Items:

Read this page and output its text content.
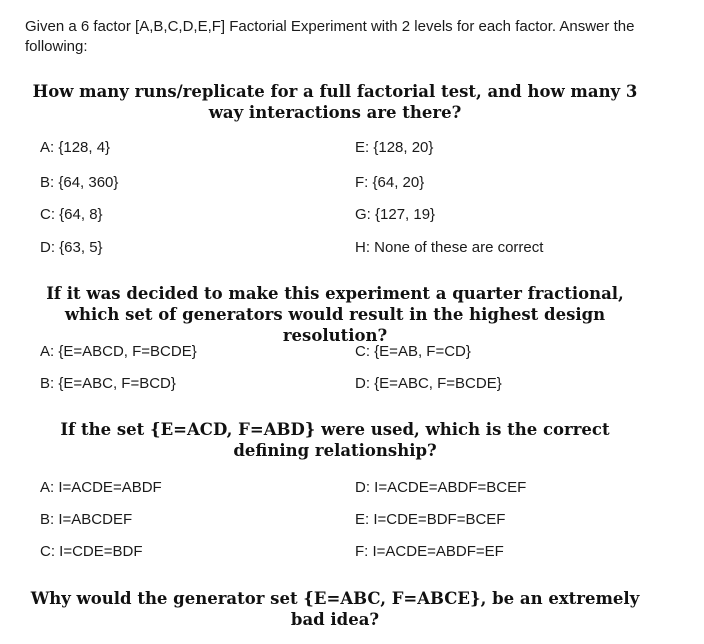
Given a 6 factor [A,B,C,D,E,F] Factorial Experiment with 2 levels for each factor. Answer the following:
How many runs/replicate for a full factorial test, and how many 3 way interactions are there?
A: {128, 4}
B: {64, 360}
C: {64, 8}
D: {63, 5}
E: {128, 20}
F: {64, 20}
G: {127, 19}
H: None of these are correct
If it was decided to make this experiment a quarter fractional, which set of generators would result in the highest design resolution?
A: {E=ABCD, F=BCDE}
B: {E=ABC, F=BCD}
C: {E=AB, F=CD}
D: {E=ABC, F=BCDE}
If the set {E=ACD, F=ABD} were used, which is the correct defining relationship?
A: I=ACDE=ABDF
B: I=ABCDEF
C: I=CDE=BDF
D: I=ACDE=ABDF=BCEF
E: I=CDE=BDF=BCEF
F: I=ACDE=ABDF=EF
Why would the generator set {E=ABC, F=ABCE}, be an extremely bad idea?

The exercise: Leave the pictures out and output the rest of the listing exactly.

Reply to the exercise:
Read this page and output its text content.
Given a 6 factor [A,B,C,D,E,F] Factorial Experiment with 2 levels for each factor. Answer the following:
How many runs/replicate for a full factorial test, and how many 3 way interactions are there?
A: {128, 4}
B: {64, 360}
C: {64, 8}
D: {63, 5}
E: {128, 20}
F: {64, 20}
G: {127, 19}
H: None of these are correct
If it was decided to make this experiment a quarter fractional, which set of generators would result in the highest design resolution?
A: {E=ABCD, F=BCDE}
B: {E=ABC, F=BCD}
C: {E=AB, F=CD}
D: {E=ABC, F=BCDE}
If the set {E=ACD, F=ABD} were used, which is the correct defining relationship?
A: I=ACDE=ABDF
B: I=ABCDEF
C: I=CDE=BDF
D: I=ACDE=ABDF=BCEF
E: I=CDE=BDF=BCEF
F: I=ACDE=ABDF=EF
Why would the generator set {E=ABC, F=ABCE}, be an extremely bad idea?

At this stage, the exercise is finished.